## begin
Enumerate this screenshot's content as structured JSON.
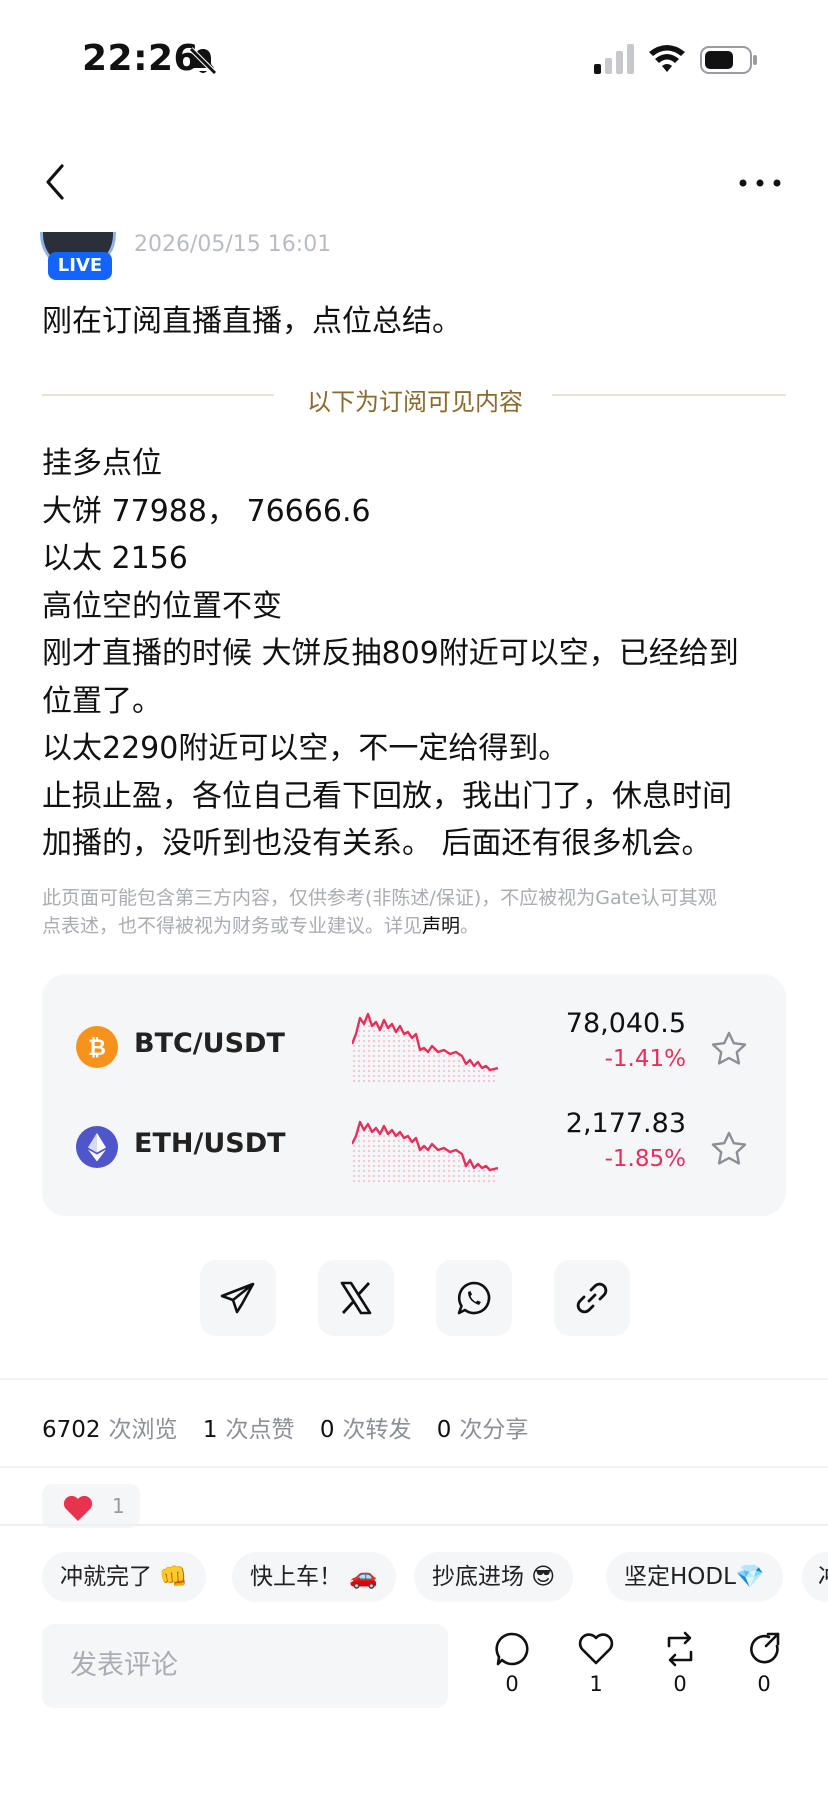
{
  "status_bar": {
    "time": "22:26"
  },
  "post": {
    "live_badge": "LIVE",
    "date": "2026/05/15 16:01",
    "title": "刚在订阅直播直播，点位总结。",
    "subscriber_divider": "以下为订阅可见内容",
    "body_lines": [
      "挂多点位",
      "大饼 77988，  76666.6",
      "以太 2156",
      "高位空的位置不变",
      "刚才直播的时候 大饼反抽809附近可以空，已经给到",
      "位置了。",
      "以太2290附近可以空，不一定给得到。",
      "止损止盈，各位自己看下回放，我出门了，休息时间",
      "加播的，没听到也没有关系。 后面还有很多机会。"
    ],
    "disclaimer_line1": "此页面可能包含第三方内容，仅供参考(非陈述/保证)，不应被视为Gate认可其观",
    "disclaimer_line2": "点表述，也不得被视为财务或专业建议。详见",
    "disclaimer_link": "声明",
    "disclaimer_end": "。"
  },
  "market": {
    "rows": [
      {
        "coin_icon": "bitcoin-icon",
        "pair": "BTC/USDT",
        "price": "78,040.5",
        "change": "-1.41%"
      },
      {
        "coin_icon": "ethereum-icon",
        "pair": "ETH/USDT",
        "price": "2,177.83",
        "change": "-1.85%"
      }
    ],
    "colors": {
      "down": "#e5305b",
      "btc": "#f7931a",
      "eth": "#4e56c9"
    }
  },
  "share_buttons": [
    "telegram-icon",
    "x-icon",
    "whatsapp-icon",
    "link-icon"
  ],
  "stats": {
    "views": "6702",
    "views_label": "次浏览",
    "likes": "1",
    "likes_label": "次点赞",
    "reposts": "0",
    "reposts_label": "次转发",
    "shares": "0",
    "shares_label": "次分享"
  },
  "reaction": {
    "emoji": "heart",
    "count": "1"
  },
  "quick_replies": [
    "冲就完了 👊",
    "快上车！ 🚗",
    "抄底进场 😎",
    "坚定HODL💎",
    "冲"
  ],
  "comment_bar": {
    "placeholder": "发表评论",
    "comment_count": "0",
    "like_count": "1",
    "repost_count": "0",
    "share_count": "0"
  }
}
## end
Make an exact copy of the records shown above, without the pictures.

▶ **Answer to this problem**:
Enumerate this screenshot's content as structured JSON.
{
  "status_bar": {
    "time": "22:26"
  },
  "post": {
    "live_badge": "LIVE",
    "date": "2026/05/15 16:01",
    "title": "刚在订阅直播直播，点位总结。",
    "subscriber_divider": "以下为订阅可见内容",
    "body_lines": [
      "挂多点位",
      "大饼 77988，  76666.6",
      "以太 2156",
      "高位空的位置不变",
      "刚才直播的时候 大饼反抽809附近可以空，已经给到",
      "位置了。",
      "以太2290附近可以空，不一定给得到。",
      "止损止盈，各位自己看下回放，我出门了，休息时间",
      "加播的，没听到也没有关系。 后面还有很多机会。"
    ],
    "disclaimer_line1": "此页面可能包含第三方内容，仅供参考(非陈述/保证)，不应被视为Gate认可其观",
    "disclaimer_line2": "点表述，也不得被视为财务或专业建议。详见",
    "disclaimer_link": "声明",
    "disclaimer_end": "。"
  },
  "market": {
    "rows": [
      {
        "coin_icon": "bitcoin-icon",
        "pair": "BTC/USDT",
        "price": "78,040.5",
        "change": "-1.41%"
      },
      {
        "coin_icon": "ethereum-icon",
        "pair": "ETH/USDT",
        "price": "2,177.83",
        "change": "-1.85%"
      }
    ],
    "colors": {
      "down": "#e5305b",
      "btc": "#f7931a",
      "eth": "#4e56c9"
    }
  },
  "share_buttons": [
    "telegram-icon",
    "x-icon",
    "whatsapp-icon",
    "link-icon"
  ],
  "stats": {
    "views": "6702",
    "views_label": "次浏览",
    "likes": "1",
    "likes_label": "次点赞",
    "reposts": "0",
    "reposts_label": "次转发",
    "shares": "0",
    "shares_label": "次分享"
  },
  "reaction": {
    "emoji": "heart",
    "count": "1"
  },
  "quick_replies": [
    "冲就完了 👊",
    "快上车！ 🚗",
    "抄底进场 😎",
    "坚定HODL💎",
    "冲"
  ],
  "comment_bar": {
    "placeholder": "发表评论",
    "comment_count": "0",
    "like_count": "1",
    "repost_count": "0",
    "share_count": "0"
  }
}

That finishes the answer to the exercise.